┌────────

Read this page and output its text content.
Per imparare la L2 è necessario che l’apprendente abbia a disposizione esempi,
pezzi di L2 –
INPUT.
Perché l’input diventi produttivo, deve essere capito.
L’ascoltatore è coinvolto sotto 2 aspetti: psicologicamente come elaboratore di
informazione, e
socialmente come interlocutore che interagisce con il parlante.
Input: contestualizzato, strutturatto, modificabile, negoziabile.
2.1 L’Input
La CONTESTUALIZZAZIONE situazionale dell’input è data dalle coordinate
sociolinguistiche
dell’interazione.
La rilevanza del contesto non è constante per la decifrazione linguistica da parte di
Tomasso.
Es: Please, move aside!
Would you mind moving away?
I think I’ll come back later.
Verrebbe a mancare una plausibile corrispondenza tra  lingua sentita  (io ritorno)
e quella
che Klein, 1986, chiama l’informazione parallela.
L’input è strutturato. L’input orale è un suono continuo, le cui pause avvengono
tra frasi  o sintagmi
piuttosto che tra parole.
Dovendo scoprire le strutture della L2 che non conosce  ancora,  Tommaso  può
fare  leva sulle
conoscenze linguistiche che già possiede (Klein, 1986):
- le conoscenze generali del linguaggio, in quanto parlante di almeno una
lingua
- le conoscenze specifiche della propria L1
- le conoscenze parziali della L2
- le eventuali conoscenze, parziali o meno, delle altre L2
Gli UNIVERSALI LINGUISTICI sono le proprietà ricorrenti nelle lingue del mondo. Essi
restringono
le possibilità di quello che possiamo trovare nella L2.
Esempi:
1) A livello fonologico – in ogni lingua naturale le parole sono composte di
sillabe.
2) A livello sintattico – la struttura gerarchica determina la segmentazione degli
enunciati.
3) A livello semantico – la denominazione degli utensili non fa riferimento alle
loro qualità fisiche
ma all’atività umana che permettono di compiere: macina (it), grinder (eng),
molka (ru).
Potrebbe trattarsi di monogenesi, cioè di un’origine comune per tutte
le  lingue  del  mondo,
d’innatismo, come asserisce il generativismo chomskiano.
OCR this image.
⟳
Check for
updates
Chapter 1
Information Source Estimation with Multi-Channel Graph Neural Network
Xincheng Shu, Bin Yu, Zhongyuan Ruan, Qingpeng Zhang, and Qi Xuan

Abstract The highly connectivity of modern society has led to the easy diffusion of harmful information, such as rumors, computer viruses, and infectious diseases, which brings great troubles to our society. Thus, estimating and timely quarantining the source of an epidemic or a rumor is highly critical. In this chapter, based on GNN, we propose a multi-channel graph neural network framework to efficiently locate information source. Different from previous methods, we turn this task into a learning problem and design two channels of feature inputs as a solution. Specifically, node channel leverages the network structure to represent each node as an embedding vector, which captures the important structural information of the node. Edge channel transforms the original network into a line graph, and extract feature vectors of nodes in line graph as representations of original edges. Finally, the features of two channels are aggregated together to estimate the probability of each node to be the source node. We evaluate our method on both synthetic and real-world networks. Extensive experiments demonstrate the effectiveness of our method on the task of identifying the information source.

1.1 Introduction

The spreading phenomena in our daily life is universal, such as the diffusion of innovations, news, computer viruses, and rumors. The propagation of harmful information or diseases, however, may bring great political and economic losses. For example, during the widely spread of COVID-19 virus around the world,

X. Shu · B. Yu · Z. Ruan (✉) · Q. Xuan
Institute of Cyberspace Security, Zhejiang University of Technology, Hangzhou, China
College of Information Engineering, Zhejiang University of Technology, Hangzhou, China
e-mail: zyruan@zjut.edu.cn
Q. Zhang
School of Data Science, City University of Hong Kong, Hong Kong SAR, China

└────────

After locating the line that holds "OCR this image.", print it and each line after it through the end of the data, exactly as it stands.

OCR this image.
⟳
Check for
updates
Chapter 1
Information Source Estimation with Multi-Channel Graph Neural Network
Xincheng Shu, Bin Yu, Zhongyuan Ruan, Qingpeng Zhang, and Qi Xuan

Abstract The highly connectivity of modern society has led to the easy diffusion of harmful information, such as rumors, computer viruses, and infectious diseases, which brings great troubles to our society. Thus, estimating and timely quarantining the source of an epidemic or a rumor is highly critical. In this chapter, based on GNN, we propose a multi-channel graph neural network framework to efficiently locate information source. Different from previous methods, we turn this task into a learning problem and design two channels of feature inputs as a solution. Specifically, node channel leverages the network structure to represent each node as an embedding vector, which captures the important structural information of the node. Edge channel transforms the original network into a line graph, and extract feature vectors of nodes in line graph as representations of original edges. Finally, the features of two channels are aggregated together to estimate the probability of each node to be the source node. We evaluate our method on both synthetic and real-world networks. Extensive experiments demonstrate the effectiveness of our method on the task of identifying the information source.

1.1 Introduction

The spreading phenomena in our daily life is universal, such as the diffusion of innovations, news, computer viruses, and rumors. The propagation of harmful information or diseases, however, may bring great political and economic losses. For example, during the widely spread of COVID-19 virus around the world,

X. Shu · B. Yu · Z. Ruan (✉) · Q. Xuan
Institute of Cyberspace Security, Zhejiang University of Technology, Hangzhou, China
College of Information Engineering, Zhejiang University of Technology, Hangzhou, China
e-mail: zyruan@zjut.edu.cn
Q. Zhang
School of Data Science, City University of Hong Kong, Hong Kong SAR, China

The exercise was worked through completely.